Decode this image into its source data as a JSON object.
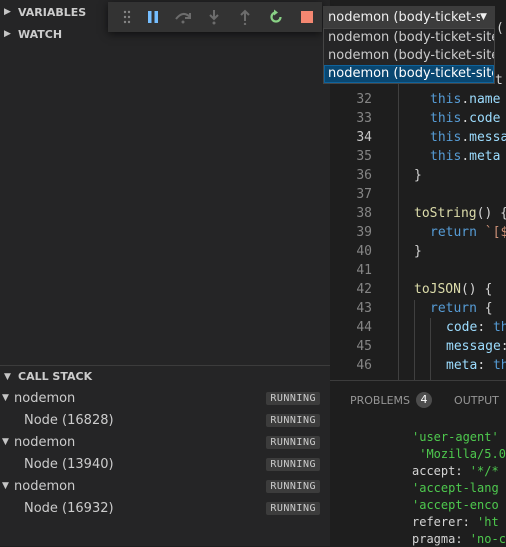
{
  "sidebar": {
    "sections": {
      "variables": "VARIABLES",
      "watch": "WATCH",
      "call_stack": "CALL STACK"
    },
    "call_stack": [
      {
        "process": "nodemon",
        "status": "RUNNING",
        "child": "Node (16828)",
        "child_status": "RUNNING"
      },
      {
        "process": "nodemon",
        "status": "RUNNING",
        "child": "Node (13940)",
        "child_status": "RUNNING"
      },
      {
        "process": "nodemon",
        "status": "RUNNING",
        "child": "Node (16932)",
        "child_status": "RUNNING"
      }
    ]
  },
  "debug_toolbar": {
    "buttons": [
      "drag-gripper",
      "pause",
      "step-over",
      "step-into",
      "step-out",
      "restart",
      "stop"
    ]
  },
  "session_select": {
    "value": "nodemon (body-ticket-si",
    "options": [
      "nodemon (body-ticket-site)",
      "nodemon (body-ticket-site)",
      "nodemon (body-ticket-site)"
    ],
    "selected_index": 2
  },
  "editor": {
    "active_line": "34",
    "partial_top": "(",
    "partial_line2": "t",
    "lines": [
      {
        "n": "32",
        "t": "this.name"
      },
      {
        "n": "33",
        "t": "this.code"
      },
      {
        "n": "34",
        "t": "this.messa"
      },
      {
        "n": "35",
        "t": "this.meta"
      },
      {
        "n": "36",
        "t": "}"
      },
      {
        "n": "37",
        "t": ""
      },
      {
        "n": "38",
        "t": "toString() {"
      },
      {
        "n": "39",
        "t": "return `[$"
      },
      {
        "n": "40",
        "t": "}"
      },
      {
        "n": "41",
        "t": ""
      },
      {
        "n": "42",
        "t": "toJSON() {"
      },
      {
        "n": "43",
        "t": "return {"
      },
      {
        "n": "44",
        "t": "code: th"
      },
      {
        "n": "45",
        "t": "message:"
      },
      {
        "n": "46",
        "t": "meta: th"
      }
    ]
  },
  "panel": {
    "tabs": {
      "problems": "PROBLEMS",
      "problems_count": "4",
      "output": "OUTPUT"
    },
    "output_lines": [
      "'user-agent'",
      " 'Mozilla/5.0",
      "accept: '*/*",
      "'accept-lang",
      "'accept-enco",
      "referer: 'ht",
      "pragma: 'no-c"
    ]
  },
  "colors": {
    "badge_bg": "#3c3c3c",
    "selected_option": "#094771",
    "restart": "#89d185",
    "stop": "#f48771",
    "toolbar_icon": "#75beff"
  }
}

**INSTRUCTIONS TO FOLLOW:** Copy every line of the data exactly as written, excluding the pictures.

**SOLUTION FOR THIS TASK:**
Decode this image into its source data as a JSON object.
{
  "sidebar": {
    "sections": {
      "variables": "VARIABLES",
      "watch": "WATCH",
      "call_stack": "CALL STACK"
    },
    "call_stack": [
      {
        "process": "nodemon",
        "status": "RUNNING",
        "child": "Node (16828)",
        "child_status": "RUNNING"
      },
      {
        "process": "nodemon",
        "status": "RUNNING",
        "child": "Node (13940)",
        "child_status": "RUNNING"
      },
      {
        "process": "nodemon",
        "status": "RUNNING",
        "child": "Node (16932)",
        "child_status": "RUNNING"
      }
    ]
  },
  "debug_toolbar": {
    "buttons": [
      "drag-gripper",
      "pause",
      "step-over",
      "step-into",
      "step-out",
      "restart",
      "stop"
    ]
  },
  "session_select": {
    "value": "nodemon (body-ticket-si",
    "options": [
      "nodemon (body-ticket-site)",
      "nodemon (body-ticket-site)",
      "nodemon (body-ticket-site)"
    ],
    "selected_index": 2
  },
  "editor": {
    "active_line": "34",
    "partial_top": "(",
    "partial_line2": "t",
    "lines": [
      {
        "n": "32",
        "t": "this.name"
      },
      {
        "n": "33",
        "t": "this.code"
      },
      {
        "n": "34",
        "t": "this.messa"
      },
      {
        "n": "35",
        "t": "this.meta"
      },
      {
        "n": "36",
        "t": "}"
      },
      {
        "n": "37",
        "t": ""
      },
      {
        "n": "38",
        "t": "toString() {"
      },
      {
        "n": "39",
        "t": "return `[$"
      },
      {
        "n": "40",
        "t": "}"
      },
      {
        "n": "41",
        "t": ""
      },
      {
        "n": "42",
        "t": "toJSON() {"
      },
      {
        "n": "43",
        "t": "return {"
      },
      {
        "n": "44",
        "t": "code: th"
      },
      {
        "n": "45",
        "t": "message:"
      },
      {
        "n": "46",
        "t": "meta: th"
      }
    ]
  },
  "panel": {
    "tabs": {
      "problems": "PROBLEMS",
      "problems_count": "4",
      "output": "OUTPUT"
    },
    "output_lines": [
      "'user-agent'",
      " 'Mozilla/5.0",
      "accept: '*/*",
      "'accept-lang",
      "'accept-enco",
      "referer: 'ht",
      "pragma: 'no-c"
    ]
  },
  "colors": {
    "badge_bg": "#3c3c3c",
    "selected_option": "#094771",
    "restart": "#89d185",
    "stop": "#f48771",
    "toolbar_icon": "#75beff"
  }
}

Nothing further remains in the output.